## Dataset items
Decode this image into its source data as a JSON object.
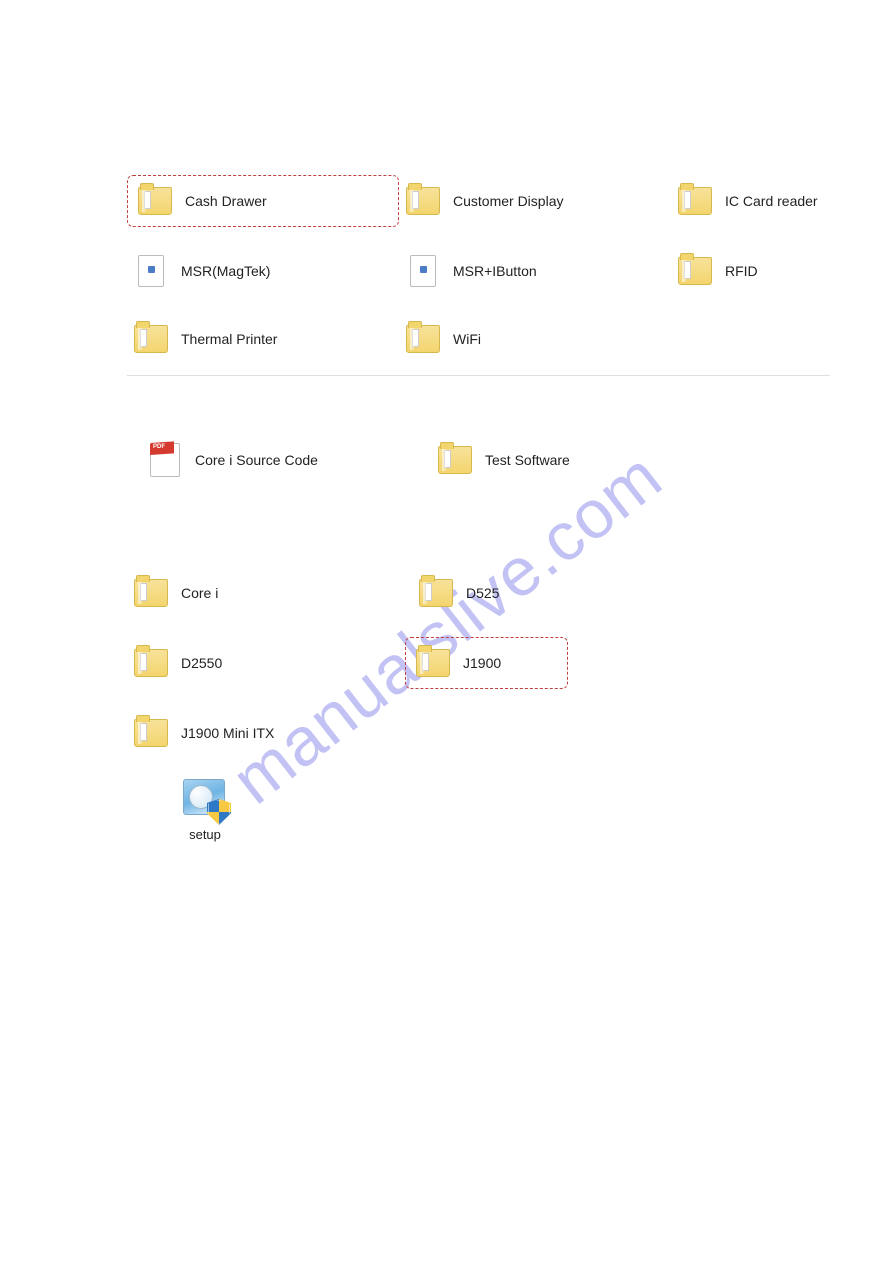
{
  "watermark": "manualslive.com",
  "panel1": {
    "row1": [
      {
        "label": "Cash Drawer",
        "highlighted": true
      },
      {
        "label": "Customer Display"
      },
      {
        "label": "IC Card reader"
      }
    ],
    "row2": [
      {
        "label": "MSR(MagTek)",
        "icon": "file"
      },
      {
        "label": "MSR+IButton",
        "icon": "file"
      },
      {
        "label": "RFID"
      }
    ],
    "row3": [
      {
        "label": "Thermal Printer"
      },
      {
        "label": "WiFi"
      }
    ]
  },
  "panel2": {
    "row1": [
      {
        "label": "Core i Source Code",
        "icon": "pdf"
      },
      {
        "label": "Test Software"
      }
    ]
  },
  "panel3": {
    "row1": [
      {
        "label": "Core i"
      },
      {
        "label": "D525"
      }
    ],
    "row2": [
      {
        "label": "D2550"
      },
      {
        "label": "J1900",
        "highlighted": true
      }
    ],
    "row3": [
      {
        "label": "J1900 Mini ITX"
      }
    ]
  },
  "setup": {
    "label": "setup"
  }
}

## Task instructions
Leave out the pictures and reproduce the rest of the listing exactly.

## Completed exercise
Decode this image into its source data as a JSON object.
{
  "watermark": "manualslive.com",
  "panel1": {
    "row1": [
      {
        "label": "Cash Drawer",
        "highlighted": true
      },
      {
        "label": "Customer Display"
      },
      {
        "label": "IC Card reader"
      }
    ],
    "row2": [
      {
        "label": "MSR(MagTek)",
        "icon": "file"
      },
      {
        "label": "MSR+IButton",
        "icon": "file"
      },
      {
        "label": "RFID"
      }
    ],
    "row3": [
      {
        "label": "Thermal Printer"
      },
      {
        "label": "WiFi"
      }
    ]
  },
  "panel2": {
    "row1": [
      {
        "label": "Core i Source Code",
        "icon": "pdf"
      },
      {
        "label": "Test Software"
      }
    ]
  },
  "panel3": {
    "row1": [
      {
        "label": "Core i"
      },
      {
        "label": "D525"
      }
    ],
    "row2": [
      {
        "label": "D2550"
      },
      {
        "label": "J1900",
        "highlighted": true
      }
    ],
    "row3": [
      {
        "label": "J1900 Mini ITX"
      }
    ]
  },
  "setup": {
    "label": "setup"
  }
}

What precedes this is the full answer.